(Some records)
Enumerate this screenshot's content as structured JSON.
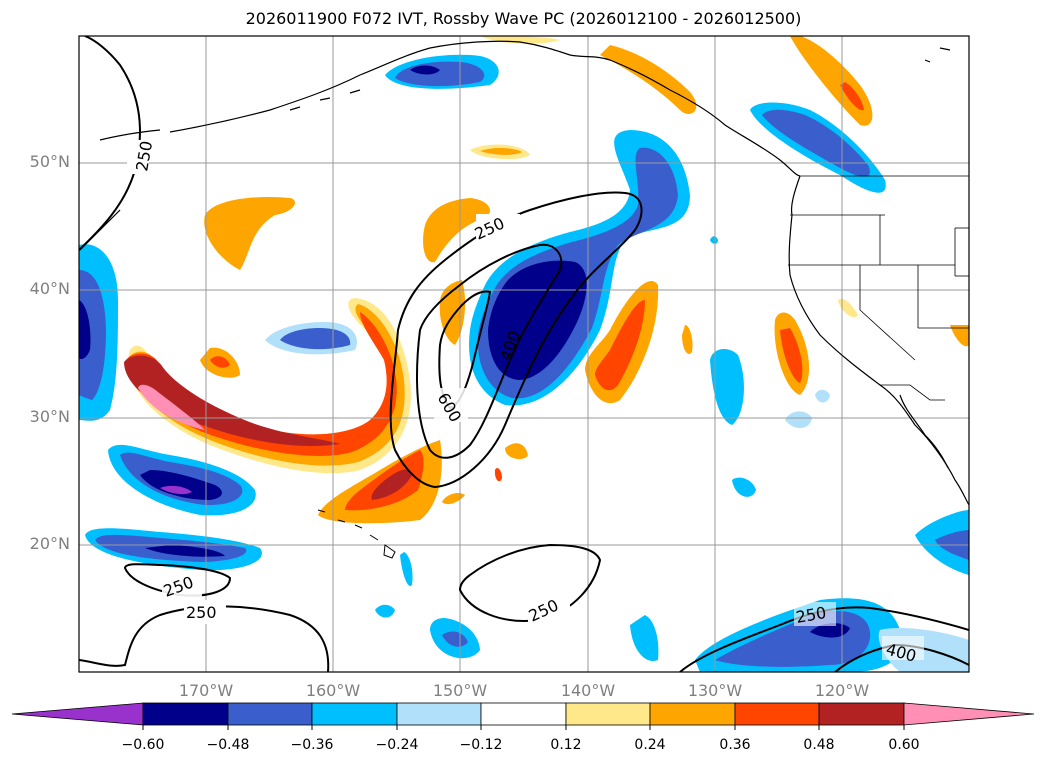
{
  "title": "2026011900 F072 IVT, Rossby Wave PC (2026012100 - 2026012500)",
  "lat_labels": [
    "50°N",
    "40°N",
    "30°N",
    "20°N"
  ],
  "lon_labels": [
    "170°W",
    "160°W",
    "150°W",
    "140°W",
    "130°W",
    "120°W"
  ],
  "contour_labels": [
    "250",
    "250",
    "400",
    "600",
    "250",
    "250",
    "250",
    "250",
    "400"
  ],
  "colorbar": {
    "ticks": [
      "−0.60",
      "−0.48",
      "−0.36",
      "−0.24",
      "−0.12",
      "0.12",
      "0.24",
      "0.36",
      "0.48",
      "0.60"
    ],
    "colors": [
      "#9932cc",
      "#00008b",
      "#3a5fcd",
      "#00bfff",
      "#b0e0fa",
      "#ffffff",
      "#ffe88a",
      "#ffa500",
      "#ff4500",
      "#b22222",
      "#ff8fb5"
    ]
  }
}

▶ What you have to do:
The data should be printed again unchanged; leave its pictures out.

▶ Output for this task:
Enumerate this screenshot's content as structured JSON.
{
  "title": "2026011900 F072 IVT, Rossby Wave PC (2026012100 - 2026012500)",
  "lat_labels": [
    "50°N",
    "40°N",
    "30°N",
    "20°N"
  ],
  "lon_labels": [
    "170°W",
    "160°W",
    "150°W",
    "140°W",
    "130°W",
    "120°W"
  ],
  "contour_labels": [
    "250",
    "250",
    "400",
    "600",
    "250",
    "250",
    "250",
    "250",
    "400"
  ],
  "colorbar": {
    "ticks": [
      "−0.60",
      "−0.48",
      "−0.36",
      "−0.24",
      "−0.12",
      "0.12",
      "0.24",
      "0.36",
      "0.48",
      "0.60"
    ],
    "colors": [
      "#9932cc",
      "#00008b",
      "#3a5fcd",
      "#00bfff",
      "#b0e0fa",
      "#ffffff",
      "#ffe88a",
      "#ffa500",
      "#ff4500",
      "#b22222",
      "#ff8fb5"
    ]
  }
}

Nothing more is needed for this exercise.